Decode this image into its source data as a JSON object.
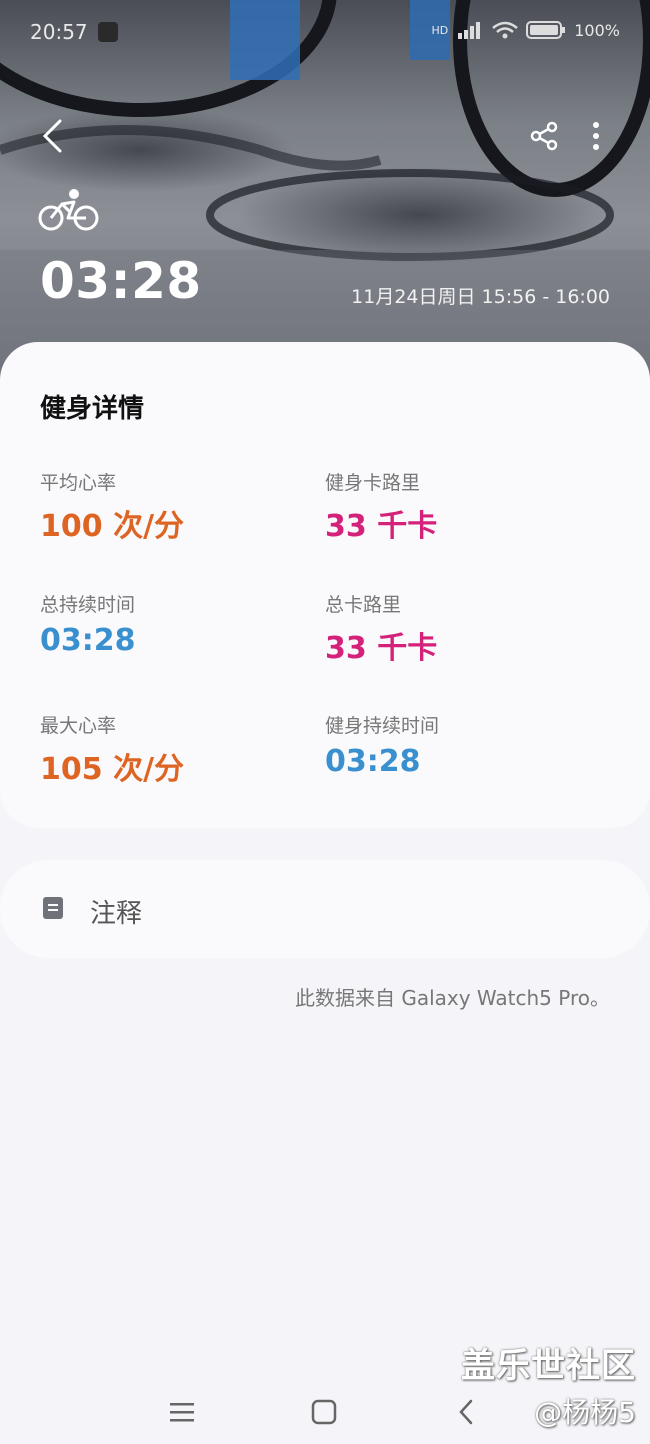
{
  "status_bar": {
    "time": "20:57",
    "network_label": "HD",
    "battery_percent": "100%"
  },
  "header": {
    "back_icon": "chevron-left-icon",
    "share_icon": "share-icon",
    "more_icon": "more-vertical-icon",
    "activity_icon": "cycling-icon",
    "duration": "03:28",
    "date_range": "11月24日周日 15:56 - 16:00"
  },
  "details": {
    "title": "健身详情",
    "metrics": [
      {
        "label": "平均心率",
        "value": "100 次/分",
        "color": "#de6424"
      },
      {
        "label": "健身卡路里",
        "value": "33 千卡",
        "color": "#d4227a"
      },
      {
        "label": "总持续时间",
        "value": "03:28",
        "color": "#3a8fcf"
      },
      {
        "label": "总卡路里",
        "value": "33 千卡",
        "color": "#d4227a"
      },
      {
        "label": "最大心率",
        "value": "105 次/分",
        "color": "#de6424"
      },
      {
        "label": "健身持续时间",
        "value": "03:28",
        "color": "#3a8fcf"
      }
    ]
  },
  "notes": {
    "icon": "note-icon",
    "label": "注释"
  },
  "source_text": "此数据来自 Galaxy Watch5 Pro。",
  "watermark": {
    "line1": "盖乐世社区",
    "line2": "@杨杨5"
  },
  "nav_bar": {
    "recents_icon": "menu-lines-icon",
    "home_icon": "home-square-icon",
    "back_icon": "back-chevron-icon"
  }
}
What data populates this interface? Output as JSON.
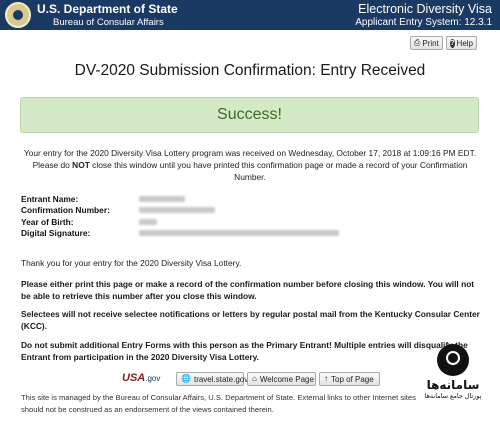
{
  "header": {
    "department": "U.S. Department of State",
    "bureau": "Bureau of Consular Affairs",
    "app_title": "Electronic Diversity Visa",
    "app_subtitle": "Applicant Entry System: 12.3.1"
  },
  "toolbar": {
    "print_label": "Print",
    "help_label": "Help"
  },
  "main": {
    "title": "DV-2020 Submission Confirmation: Entry Received",
    "success_label": "Success!",
    "intro_part1": "Your entry for the 2020 Diversity Visa Lottery program was received on Wednesday, October 17, 2018 at 1:09:16 PM EDT. Please do ",
    "intro_not": "NOT",
    "intro_part2": " close this window until you have printed this confirmation page or made a record of your Confirmation Number."
  },
  "fields": [
    {
      "label": "Entrant Name:"
    },
    {
      "label": "Confirmation Number:"
    },
    {
      "label": "Year of Birth:"
    },
    {
      "label": "Digital Signature:"
    }
  ],
  "messages": {
    "thanks": "Thank you for your entry for the 2020 Diversity Visa Lottery.",
    "print_warning": "Please either print this page or make a record of the confirmation number before closing this window. You will not be able to retrieve this number after you close this window.",
    "selectees": "Selectees will not receive selectee notifications or letters by regular postal mail from the Kentucky Consular Center (KCC).",
    "duplicate": "Do not submit additional Entry Forms with this person as the Primary Entrant! Multiple entries will disqualify the Entrant from participation in the 2020 Diversity Visa Lottery."
  },
  "links": {
    "usagov_logo": "USA",
    "usagov_suffix": ".gov",
    "travel": "travel.state.gov",
    "welcome": "Welcome Page",
    "top": "Top of Page"
  },
  "footer": {
    "text": "This site is managed by the Bureau of Consular Affairs, U.S. Department of State. External links to other Internet sites should not be construed as an endorsement of the views contained therein."
  },
  "watermark": {
    "name": "سامانه‌ها",
    "subtitle": "پورتال جامع سامانه‌ها"
  },
  "colors": {
    "header_bg": "#1b3a63",
    "success_bg": "#d5e9c6",
    "success_text": "#3b6a25"
  }
}
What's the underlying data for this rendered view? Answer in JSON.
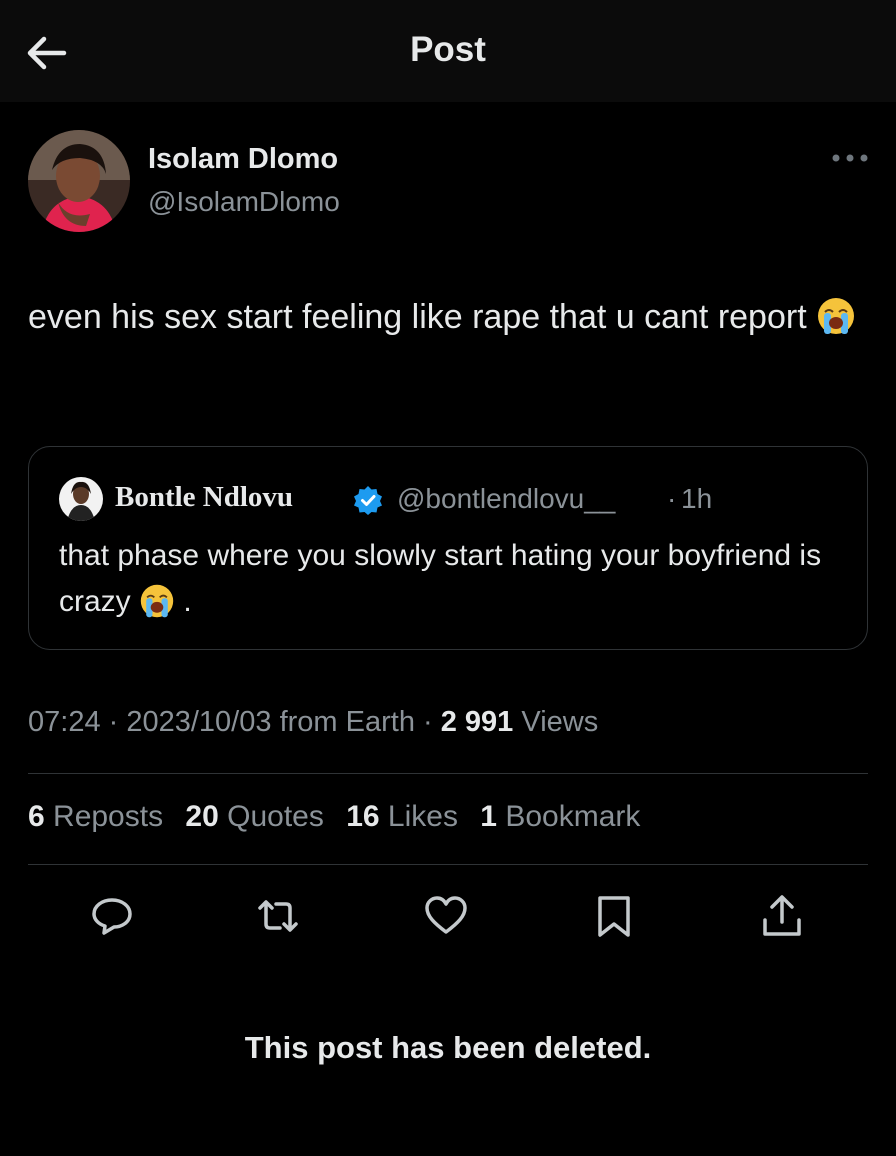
{
  "header": {
    "title": "Post",
    "back_icon": "arrow-left-icon"
  },
  "author": {
    "name": "Isolam Dlomo",
    "handle": "@IsolamDlomo"
  },
  "post": {
    "text": "even his sex start feeling like rape that u cant report",
    "emoji": "loudly-crying-face"
  },
  "quote": {
    "name": "Bontle Ndlovu",
    "verified": true,
    "handle": "@bontlendlovu__",
    "separator": "·",
    "time": "1h",
    "text": "that phase where you slowly start hating your boyfriend is crazy",
    "emoji": "loudly-crying-face",
    "trailing": "."
  },
  "meta": {
    "time": "07:24",
    "sep1": " · ",
    "date": "2023/10/03",
    "source": " from Earth",
    "sep2": " · ",
    "views_count": "2 991",
    "views_label": " Views"
  },
  "stats": [
    {
      "count": "6",
      "label": " Reposts"
    },
    {
      "count": "20",
      "label": " Quotes"
    },
    {
      "count": "16",
      "label": " Likes"
    },
    {
      "count": "1",
      "label": " Bookmark"
    }
  ],
  "actions": [
    "reply-icon",
    "repost-icon",
    "like-icon",
    "bookmark-icon",
    "share-icon"
  ],
  "notice": "This post has been deleted.",
  "colors": {
    "background": "#000000",
    "text": "#e7e9ea",
    "muted": "#8b9298",
    "verified": "#1d9bf0",
    "border": "#2f3336"
  }
}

Written request - Repeat every record precisely. Any picture among them stays out of the copy.

Worked solution -
Decode this image into its source data as a JSON object.
{
  "status_bar": {
    "time": "20:57",
    "network_label": "HD",
    "battery_percent": "100%"
  },
  "header": {
    "back_icon": "chevron-left-icon",
    "share_icon": "share-icon",
    "more_icon": "more-vertical-icon",
    "activity_icon": "cycling-icon",
    "duration": "03:28",
    "date_range": "11月24日周日 15:56 - 16:00"
  },
  "details": {
    "title": "健身详情",
    "metrics": [
      {
        "label": "平均心率",
        "value": "100 次/分",
        "color": "#de6424"
      },
      {
        "label": "健身卡路里",
        "value": "33 千卡",
        "color": "#d4227a"
      },
      {
        "label": "总持续时间",
        "value": "03:28",
        "color": "#3a8fcf"
      },
      {
        "label": "总卡路里",
        "value": "33 千卡",
        "color": "#d4227a"
      },
      {
        "label": "最大心率",
        "value": "105 次/分",
        "color": "#de6424"
      },
      {
        "label": "健身持续时间",
        "value": "03:28",
        "color": "#3a8fcf"
      }
    ]
  },
  "notes": {
    "icon": "note-icon",
    "label": "注释"
  },
  "source_text": "此数据来自 Galaxy Watch5 Pro。",
  "watermark": {
    "line1": "盖乐世社区",
    "line2": "@杨杨5"
  },
  "nav_bar": {
    "recents_icon": "menu-lines-icon",
    "home_icon": "home-square-icon",
    "back_icon": "back-chevron-icon"
  }
}
What data populates this interface? Output as JSON.
{
  "header": {
    "department": "U.S. Department of State",
    "bureau": "Bureau of Consular Affairs",
    "app_title": "Electronic Diversity Visa",
    "app_subtitle": "Applicant Entry System: 12.3.1"
  },
  "toolbar": {
    "print_label": "Print",
    "help_label": "Help"
  },
  "main": {
    "title": "DV-2020 Submission Confirmation: Entry Received",
    "success_label": "Success!",
    "intro_part1": "Your entry for the 2020 Diversity Visa Lottery program was received on Wednesday, October 17, 2018 at 1:09:16 PM EDT. Please do ",
    "intro_not": "NOT",
    "intro_part2": " close this window until you have printed this confirmation page or made a record of your Confirmation Number."
  },
  "fields": [
    {
      "label": "Entrant Name:"
    },
    {
      "label": "Confirmation Number:"
    },
    {
      "label": "Year of Birth:"
    },
    {
      "label": "Digital Signature:"
    }
  ],
  "messages": {
    "thanks": "Thank you for your entry for the 2020 Diversity Visa Lottery.",
    "print_warning": "Please either print this page or make a record of the confirmation number before closing this window. You will not be able to retrieve this number after you close this window.",
    "selectees": "Selectees will not receive selectee notifications or letters by regular postal mail from the Kentucky Consular Center (KCC).",
    "duplicate": "Do not submit additional Entry Forms with this person as the Primary Entrant! Multiple entries will disqualify the Entrant from participation in the 2020 Diversity Visa Lottery."
  },
  "links": {
    "usagov_logo": "USA",
    "usagov_suffix": ".gov",
    "travel": "travel.state.gov",
    "welcome": "Welcome Page",
    "top": "Top of Page"
  },
  "footer": {
    "text": "This site is managed by the Bureau of Consular Affairs, U.S. Department of State. External links to other Internet sites should not be construed as an endorsement of the views contained therein."
  },
  "watermark": {
    "name": "سامانه‌ها",
    "subtitle": "پورتال جامع سامانه‌ها"
  },
  "colors": {
    "header_bg": "#1b3a63",
    "success_bg": "#d5e9c6",
    "success_text": "#3b6a25"
  }
}
What's the underlying data for this rendered view? Answer in JSON.
{
  "header": {
    "title": "Post",
    "back_icon": "arrow-left-icon"
  },
  "author": {
    "name": "Isolam Dlomo",
    "handle": "@IsolamDlomo"
  },
  "post": {
    "text": "even his sex start feeling like rape that u cant report",
    "emoji": "loudly-crying-face"
  },
  "quote": {
    "name": "Bontle Ndlovu",
    "verified": true,
    "handle": "@bontlendlovu__",
    "separator": "·",
    "time": "1h",
    "text": "that phase where you slowly start hating your boyfriend is crazy",
    "emoji": "loudly-crying-face",
    "trailing": "."
  },
  "meta": {
    "time": "07:24",
    "sep1": " · ",
    "date": "2023/10/03",
    "source": " from Earth",
    "sep2": " · ",
    "views_count": "2 991",
    "views_label": " Views"
  },
  "stats": [
    {
      "count": "6",
      "label": " Reposts"
    },
    {
      "count": "20",
      "label": " Quotes"
    },
    {
      "count": "16",
      "label": " Likes"
    },
    {
      "count": "1",
      "label": " Bookmark"
    }
  ],
  "actions": [
    "reply-icon",
    "repost-icon",
    "like-icon",
    "bookmark-icon",
    "share-icon"
  ],
  "notice": "This post has been deleted.",
  "colors": {
    "background": "#000000",
    "text": "#e7e9ea",
    "muted": "#8b9298",
    "verified": "#1d9bf0",
    "border": "#2f3336"
  }
}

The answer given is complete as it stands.